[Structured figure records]

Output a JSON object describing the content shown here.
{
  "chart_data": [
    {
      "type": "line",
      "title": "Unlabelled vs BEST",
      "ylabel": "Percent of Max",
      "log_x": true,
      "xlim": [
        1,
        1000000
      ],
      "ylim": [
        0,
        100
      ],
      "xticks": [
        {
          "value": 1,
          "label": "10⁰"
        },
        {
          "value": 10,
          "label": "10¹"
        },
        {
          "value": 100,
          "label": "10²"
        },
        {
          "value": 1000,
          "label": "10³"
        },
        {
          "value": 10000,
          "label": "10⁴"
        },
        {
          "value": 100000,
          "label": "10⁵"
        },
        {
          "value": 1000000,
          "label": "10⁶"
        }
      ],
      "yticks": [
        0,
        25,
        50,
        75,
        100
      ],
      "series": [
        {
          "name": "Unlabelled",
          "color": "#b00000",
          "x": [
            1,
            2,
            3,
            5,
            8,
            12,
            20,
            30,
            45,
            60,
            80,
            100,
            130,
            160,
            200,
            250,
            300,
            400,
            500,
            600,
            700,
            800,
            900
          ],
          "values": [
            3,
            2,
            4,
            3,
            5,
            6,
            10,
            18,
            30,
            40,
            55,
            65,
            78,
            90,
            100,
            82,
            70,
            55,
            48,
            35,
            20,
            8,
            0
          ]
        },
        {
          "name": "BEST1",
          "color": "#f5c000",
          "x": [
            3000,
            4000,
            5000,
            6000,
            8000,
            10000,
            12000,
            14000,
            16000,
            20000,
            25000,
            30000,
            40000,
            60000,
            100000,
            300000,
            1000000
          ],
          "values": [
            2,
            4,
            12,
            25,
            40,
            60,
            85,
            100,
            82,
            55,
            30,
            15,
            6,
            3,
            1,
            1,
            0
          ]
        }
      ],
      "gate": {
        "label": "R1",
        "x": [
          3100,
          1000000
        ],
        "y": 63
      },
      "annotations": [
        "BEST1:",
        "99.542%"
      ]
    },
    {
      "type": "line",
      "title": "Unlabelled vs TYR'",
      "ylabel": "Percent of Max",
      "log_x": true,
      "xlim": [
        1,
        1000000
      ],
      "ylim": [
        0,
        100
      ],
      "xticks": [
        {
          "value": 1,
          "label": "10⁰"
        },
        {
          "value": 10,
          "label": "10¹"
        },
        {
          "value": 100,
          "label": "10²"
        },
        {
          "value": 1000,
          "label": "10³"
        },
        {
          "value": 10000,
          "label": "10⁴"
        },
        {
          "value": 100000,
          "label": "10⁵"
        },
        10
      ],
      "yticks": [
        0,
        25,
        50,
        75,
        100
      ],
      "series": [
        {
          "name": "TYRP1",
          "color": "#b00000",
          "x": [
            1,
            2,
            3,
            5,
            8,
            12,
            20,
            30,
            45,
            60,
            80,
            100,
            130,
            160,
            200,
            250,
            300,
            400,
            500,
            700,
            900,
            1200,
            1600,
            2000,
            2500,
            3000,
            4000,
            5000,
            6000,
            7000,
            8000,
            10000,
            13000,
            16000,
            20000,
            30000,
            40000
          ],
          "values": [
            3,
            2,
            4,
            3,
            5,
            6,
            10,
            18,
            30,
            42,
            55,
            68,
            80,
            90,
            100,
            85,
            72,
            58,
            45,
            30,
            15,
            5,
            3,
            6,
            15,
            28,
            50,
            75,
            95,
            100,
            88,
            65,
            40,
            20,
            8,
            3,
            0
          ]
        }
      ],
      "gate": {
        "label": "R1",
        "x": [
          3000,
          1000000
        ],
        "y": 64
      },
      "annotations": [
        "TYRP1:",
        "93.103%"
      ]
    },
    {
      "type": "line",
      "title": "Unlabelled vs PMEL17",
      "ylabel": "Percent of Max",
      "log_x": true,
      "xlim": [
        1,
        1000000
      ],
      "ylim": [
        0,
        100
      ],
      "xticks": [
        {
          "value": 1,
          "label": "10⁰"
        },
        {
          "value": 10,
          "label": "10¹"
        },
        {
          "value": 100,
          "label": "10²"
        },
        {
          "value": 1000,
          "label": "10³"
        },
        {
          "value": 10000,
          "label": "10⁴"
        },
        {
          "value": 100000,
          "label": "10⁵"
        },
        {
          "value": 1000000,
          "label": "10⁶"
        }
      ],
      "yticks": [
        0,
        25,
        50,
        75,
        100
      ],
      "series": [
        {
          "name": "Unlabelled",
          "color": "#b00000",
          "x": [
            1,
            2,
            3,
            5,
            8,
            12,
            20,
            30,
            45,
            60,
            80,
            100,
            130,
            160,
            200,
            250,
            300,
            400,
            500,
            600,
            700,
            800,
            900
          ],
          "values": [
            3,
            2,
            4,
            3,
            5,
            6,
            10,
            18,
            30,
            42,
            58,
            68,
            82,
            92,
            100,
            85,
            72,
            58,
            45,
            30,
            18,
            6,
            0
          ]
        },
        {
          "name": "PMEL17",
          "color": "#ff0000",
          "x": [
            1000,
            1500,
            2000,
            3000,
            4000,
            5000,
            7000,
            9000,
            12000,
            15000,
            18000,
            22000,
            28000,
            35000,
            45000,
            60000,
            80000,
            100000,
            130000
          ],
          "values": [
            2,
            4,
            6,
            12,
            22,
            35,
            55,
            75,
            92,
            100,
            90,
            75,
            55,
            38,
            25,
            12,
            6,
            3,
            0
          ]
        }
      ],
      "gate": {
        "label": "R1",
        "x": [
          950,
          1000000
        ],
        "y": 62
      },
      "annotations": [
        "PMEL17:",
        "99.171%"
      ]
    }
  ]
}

What is being asked: Check each line of the records above for the string "title", and report every line that has it.

The response:
      "title": "Unlabelled vs BEST",
      "title": "Unlabelled vs TYR'",
      "title": "Unlabelled vs PMEL17",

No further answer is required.